TASK PROMPT →
Identify and pull out each line of the entries in which "source" occurs.

Saved entries →
· · · · · · ·
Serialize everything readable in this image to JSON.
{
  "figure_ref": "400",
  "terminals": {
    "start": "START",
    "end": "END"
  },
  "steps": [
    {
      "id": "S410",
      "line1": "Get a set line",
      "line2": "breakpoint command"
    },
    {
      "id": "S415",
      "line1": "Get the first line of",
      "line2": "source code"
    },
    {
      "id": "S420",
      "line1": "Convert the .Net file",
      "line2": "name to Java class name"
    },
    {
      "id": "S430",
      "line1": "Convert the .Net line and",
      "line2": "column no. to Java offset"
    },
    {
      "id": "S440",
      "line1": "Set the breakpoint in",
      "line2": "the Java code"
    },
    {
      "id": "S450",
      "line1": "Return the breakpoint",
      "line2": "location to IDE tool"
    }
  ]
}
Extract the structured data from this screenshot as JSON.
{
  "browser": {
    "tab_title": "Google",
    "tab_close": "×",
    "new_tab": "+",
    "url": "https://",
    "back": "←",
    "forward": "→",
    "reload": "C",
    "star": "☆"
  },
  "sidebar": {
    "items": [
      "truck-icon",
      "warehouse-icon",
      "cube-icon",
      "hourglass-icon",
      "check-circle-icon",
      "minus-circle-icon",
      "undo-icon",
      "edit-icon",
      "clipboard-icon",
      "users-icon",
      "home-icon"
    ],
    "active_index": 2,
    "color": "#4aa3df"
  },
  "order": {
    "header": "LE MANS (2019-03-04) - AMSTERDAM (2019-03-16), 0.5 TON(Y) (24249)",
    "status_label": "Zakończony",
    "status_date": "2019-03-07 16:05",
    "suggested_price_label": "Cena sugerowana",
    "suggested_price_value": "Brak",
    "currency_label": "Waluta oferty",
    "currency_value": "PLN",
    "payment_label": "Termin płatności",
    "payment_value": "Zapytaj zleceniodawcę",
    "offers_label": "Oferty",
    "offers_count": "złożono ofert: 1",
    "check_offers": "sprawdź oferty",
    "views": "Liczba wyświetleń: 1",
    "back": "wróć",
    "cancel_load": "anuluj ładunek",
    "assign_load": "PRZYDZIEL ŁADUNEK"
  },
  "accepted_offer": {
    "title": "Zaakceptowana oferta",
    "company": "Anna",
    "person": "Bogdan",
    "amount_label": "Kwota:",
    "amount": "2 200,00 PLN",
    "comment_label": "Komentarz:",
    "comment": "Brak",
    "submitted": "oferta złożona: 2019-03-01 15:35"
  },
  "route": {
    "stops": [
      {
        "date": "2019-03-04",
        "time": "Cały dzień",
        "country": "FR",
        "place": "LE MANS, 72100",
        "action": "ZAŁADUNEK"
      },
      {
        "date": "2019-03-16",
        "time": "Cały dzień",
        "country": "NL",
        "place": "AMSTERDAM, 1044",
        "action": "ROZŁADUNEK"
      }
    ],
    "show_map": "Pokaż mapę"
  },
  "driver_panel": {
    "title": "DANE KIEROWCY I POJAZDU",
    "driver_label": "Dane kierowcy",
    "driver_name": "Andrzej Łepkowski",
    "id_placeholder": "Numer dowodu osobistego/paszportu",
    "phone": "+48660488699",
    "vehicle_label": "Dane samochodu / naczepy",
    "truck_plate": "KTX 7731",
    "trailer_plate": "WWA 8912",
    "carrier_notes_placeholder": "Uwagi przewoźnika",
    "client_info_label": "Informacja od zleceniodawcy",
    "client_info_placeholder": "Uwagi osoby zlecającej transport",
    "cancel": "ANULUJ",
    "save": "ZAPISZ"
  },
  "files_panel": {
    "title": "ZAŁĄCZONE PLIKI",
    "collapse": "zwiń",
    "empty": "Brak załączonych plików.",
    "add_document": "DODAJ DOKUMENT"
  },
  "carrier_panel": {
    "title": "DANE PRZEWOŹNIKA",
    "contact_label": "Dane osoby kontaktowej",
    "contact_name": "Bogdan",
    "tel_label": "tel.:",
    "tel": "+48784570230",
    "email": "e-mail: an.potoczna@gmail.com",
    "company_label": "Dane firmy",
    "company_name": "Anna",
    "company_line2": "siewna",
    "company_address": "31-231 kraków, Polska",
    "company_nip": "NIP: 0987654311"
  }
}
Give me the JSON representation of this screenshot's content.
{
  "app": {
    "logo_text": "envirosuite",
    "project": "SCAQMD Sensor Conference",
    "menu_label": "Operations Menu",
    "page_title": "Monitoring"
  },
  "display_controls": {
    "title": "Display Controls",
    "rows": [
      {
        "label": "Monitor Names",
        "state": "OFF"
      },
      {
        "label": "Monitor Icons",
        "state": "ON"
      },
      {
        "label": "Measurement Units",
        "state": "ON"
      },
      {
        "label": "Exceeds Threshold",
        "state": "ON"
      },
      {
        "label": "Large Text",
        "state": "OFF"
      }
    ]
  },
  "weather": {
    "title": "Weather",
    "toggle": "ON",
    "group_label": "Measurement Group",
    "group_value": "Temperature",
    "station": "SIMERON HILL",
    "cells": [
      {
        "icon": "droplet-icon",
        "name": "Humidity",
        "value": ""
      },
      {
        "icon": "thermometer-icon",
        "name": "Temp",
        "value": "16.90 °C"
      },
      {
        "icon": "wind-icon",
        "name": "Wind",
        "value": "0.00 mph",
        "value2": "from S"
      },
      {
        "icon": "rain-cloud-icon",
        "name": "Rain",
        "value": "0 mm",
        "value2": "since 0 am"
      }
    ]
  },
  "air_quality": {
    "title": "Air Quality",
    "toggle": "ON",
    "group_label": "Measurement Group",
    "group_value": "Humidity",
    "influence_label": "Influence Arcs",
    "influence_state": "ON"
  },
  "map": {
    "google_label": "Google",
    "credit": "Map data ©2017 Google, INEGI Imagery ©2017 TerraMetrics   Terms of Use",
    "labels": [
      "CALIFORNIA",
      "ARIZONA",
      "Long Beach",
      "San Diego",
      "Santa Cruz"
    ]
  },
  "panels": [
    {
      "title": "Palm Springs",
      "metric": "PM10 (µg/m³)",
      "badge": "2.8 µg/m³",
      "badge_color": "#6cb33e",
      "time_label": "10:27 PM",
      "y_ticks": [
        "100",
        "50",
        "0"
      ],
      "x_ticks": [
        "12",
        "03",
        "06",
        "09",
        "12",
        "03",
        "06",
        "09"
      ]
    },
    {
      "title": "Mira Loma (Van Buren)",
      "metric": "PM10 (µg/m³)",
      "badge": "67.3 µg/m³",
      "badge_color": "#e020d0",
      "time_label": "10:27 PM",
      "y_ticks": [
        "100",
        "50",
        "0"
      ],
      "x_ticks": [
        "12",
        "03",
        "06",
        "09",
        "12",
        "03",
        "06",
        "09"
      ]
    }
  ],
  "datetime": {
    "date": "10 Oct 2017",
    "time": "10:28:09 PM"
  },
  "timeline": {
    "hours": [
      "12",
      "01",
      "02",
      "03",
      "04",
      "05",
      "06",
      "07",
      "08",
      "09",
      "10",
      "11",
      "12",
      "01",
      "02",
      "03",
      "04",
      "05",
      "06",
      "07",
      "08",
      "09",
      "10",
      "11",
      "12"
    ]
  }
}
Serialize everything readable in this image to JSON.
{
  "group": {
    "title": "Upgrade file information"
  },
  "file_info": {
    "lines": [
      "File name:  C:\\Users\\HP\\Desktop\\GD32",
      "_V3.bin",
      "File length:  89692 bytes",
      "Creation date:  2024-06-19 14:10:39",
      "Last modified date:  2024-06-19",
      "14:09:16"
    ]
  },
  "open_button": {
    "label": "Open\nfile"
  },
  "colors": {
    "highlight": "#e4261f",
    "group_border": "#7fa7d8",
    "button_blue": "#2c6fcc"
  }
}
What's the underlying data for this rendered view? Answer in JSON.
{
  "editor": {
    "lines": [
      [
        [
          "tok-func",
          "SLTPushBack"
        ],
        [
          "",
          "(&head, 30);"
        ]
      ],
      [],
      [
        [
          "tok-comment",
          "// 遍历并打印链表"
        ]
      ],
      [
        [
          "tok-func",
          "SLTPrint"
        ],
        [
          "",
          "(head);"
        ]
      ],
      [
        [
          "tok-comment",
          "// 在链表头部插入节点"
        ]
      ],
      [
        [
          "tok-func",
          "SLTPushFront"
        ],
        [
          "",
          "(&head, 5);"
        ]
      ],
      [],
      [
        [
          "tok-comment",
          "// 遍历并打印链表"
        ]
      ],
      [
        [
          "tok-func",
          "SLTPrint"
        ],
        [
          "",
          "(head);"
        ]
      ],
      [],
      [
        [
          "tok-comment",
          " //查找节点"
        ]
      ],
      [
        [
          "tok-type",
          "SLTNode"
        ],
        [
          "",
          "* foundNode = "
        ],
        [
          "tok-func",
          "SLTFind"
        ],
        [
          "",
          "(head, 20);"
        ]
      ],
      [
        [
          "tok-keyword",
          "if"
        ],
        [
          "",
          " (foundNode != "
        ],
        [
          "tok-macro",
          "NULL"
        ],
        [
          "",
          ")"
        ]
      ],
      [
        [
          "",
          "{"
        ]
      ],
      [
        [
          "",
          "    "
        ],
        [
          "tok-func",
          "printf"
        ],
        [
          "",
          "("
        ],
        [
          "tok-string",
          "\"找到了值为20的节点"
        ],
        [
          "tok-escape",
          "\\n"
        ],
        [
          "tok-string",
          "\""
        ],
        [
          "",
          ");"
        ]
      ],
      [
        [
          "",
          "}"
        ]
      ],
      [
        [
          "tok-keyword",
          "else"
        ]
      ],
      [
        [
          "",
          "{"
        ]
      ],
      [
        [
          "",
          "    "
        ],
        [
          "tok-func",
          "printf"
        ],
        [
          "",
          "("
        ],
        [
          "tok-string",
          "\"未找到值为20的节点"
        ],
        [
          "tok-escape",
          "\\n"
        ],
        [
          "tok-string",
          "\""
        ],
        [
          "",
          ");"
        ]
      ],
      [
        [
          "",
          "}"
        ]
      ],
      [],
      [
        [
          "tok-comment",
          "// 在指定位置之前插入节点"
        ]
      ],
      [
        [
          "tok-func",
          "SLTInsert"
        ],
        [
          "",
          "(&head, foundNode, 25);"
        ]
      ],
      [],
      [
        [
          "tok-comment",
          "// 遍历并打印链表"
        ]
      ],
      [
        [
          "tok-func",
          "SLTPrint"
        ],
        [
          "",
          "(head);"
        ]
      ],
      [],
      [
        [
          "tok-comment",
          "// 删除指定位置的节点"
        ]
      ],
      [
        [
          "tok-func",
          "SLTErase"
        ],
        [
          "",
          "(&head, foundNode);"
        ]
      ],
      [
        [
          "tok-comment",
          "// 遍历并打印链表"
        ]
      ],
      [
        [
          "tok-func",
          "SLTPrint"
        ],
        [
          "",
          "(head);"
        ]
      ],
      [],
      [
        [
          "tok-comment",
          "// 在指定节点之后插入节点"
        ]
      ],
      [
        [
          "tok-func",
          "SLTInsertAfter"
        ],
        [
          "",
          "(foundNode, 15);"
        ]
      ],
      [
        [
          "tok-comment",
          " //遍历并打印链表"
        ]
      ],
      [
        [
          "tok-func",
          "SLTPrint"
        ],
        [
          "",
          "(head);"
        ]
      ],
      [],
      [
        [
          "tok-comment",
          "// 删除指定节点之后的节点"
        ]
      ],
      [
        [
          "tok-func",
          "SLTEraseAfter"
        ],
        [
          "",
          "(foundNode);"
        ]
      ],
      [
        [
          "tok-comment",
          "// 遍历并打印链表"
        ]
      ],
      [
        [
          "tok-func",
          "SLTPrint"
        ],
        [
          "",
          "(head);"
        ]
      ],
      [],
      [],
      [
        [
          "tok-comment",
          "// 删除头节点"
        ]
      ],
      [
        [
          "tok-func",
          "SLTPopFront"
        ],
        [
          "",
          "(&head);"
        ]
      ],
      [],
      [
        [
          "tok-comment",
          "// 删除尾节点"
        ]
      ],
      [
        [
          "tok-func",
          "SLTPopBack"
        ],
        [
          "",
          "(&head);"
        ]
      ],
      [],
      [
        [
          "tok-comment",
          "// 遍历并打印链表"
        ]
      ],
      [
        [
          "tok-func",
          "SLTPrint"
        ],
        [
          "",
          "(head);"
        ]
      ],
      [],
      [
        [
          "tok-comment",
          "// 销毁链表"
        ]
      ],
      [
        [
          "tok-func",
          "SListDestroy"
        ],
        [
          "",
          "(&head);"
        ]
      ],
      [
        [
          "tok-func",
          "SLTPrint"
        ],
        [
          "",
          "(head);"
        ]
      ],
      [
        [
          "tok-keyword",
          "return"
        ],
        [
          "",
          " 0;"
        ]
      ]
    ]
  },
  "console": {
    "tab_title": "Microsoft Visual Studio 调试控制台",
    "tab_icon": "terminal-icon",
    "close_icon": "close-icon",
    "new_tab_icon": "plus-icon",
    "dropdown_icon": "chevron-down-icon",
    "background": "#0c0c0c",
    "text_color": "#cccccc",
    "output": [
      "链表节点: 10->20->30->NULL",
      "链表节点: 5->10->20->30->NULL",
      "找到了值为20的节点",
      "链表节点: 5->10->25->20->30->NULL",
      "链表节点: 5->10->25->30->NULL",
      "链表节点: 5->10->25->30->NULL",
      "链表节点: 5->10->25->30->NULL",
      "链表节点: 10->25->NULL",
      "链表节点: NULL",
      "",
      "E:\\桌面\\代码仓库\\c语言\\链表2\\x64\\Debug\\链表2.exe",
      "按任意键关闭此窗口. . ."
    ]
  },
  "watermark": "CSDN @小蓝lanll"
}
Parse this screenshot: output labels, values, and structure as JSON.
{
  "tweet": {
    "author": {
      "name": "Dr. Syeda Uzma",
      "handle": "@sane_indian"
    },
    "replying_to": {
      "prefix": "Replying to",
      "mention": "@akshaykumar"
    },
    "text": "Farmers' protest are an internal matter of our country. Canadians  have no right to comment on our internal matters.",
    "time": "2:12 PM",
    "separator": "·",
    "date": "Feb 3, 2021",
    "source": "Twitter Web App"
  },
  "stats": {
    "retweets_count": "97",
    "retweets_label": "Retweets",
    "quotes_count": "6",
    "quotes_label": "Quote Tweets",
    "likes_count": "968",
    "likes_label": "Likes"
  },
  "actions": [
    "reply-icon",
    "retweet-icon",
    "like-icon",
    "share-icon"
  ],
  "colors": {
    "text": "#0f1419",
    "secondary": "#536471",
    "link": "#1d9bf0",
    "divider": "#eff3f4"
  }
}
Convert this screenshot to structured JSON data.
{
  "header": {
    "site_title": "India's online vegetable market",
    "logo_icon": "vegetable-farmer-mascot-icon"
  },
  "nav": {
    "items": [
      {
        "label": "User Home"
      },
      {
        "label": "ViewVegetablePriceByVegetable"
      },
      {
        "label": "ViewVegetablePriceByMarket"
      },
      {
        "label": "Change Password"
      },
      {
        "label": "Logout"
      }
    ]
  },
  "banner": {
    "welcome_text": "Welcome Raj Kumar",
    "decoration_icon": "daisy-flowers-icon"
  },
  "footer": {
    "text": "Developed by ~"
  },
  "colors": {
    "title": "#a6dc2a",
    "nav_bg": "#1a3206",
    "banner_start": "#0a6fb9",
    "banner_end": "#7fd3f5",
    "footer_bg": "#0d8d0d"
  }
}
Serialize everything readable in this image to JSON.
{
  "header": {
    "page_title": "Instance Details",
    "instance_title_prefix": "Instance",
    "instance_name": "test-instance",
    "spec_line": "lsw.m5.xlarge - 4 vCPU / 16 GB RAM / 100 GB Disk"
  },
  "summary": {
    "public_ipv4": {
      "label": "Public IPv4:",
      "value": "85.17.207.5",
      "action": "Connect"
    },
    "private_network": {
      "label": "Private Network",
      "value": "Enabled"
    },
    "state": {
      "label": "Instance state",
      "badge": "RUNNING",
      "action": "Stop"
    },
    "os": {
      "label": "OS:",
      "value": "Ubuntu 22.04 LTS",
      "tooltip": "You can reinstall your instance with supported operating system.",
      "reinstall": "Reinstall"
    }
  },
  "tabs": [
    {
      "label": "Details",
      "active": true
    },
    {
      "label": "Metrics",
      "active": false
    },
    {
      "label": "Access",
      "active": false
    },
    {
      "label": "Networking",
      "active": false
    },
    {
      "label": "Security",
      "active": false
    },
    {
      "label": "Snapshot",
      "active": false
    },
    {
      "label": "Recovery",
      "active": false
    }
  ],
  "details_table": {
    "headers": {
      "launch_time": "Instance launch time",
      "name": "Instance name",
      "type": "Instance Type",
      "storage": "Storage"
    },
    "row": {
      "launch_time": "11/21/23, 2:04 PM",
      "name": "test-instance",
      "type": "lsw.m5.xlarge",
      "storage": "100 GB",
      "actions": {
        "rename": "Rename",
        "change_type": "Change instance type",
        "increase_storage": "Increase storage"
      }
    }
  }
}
· · · · · · ·
ANSWER TO THE TASK →
      "line2": "source code"
    "source": "Twitter Web App"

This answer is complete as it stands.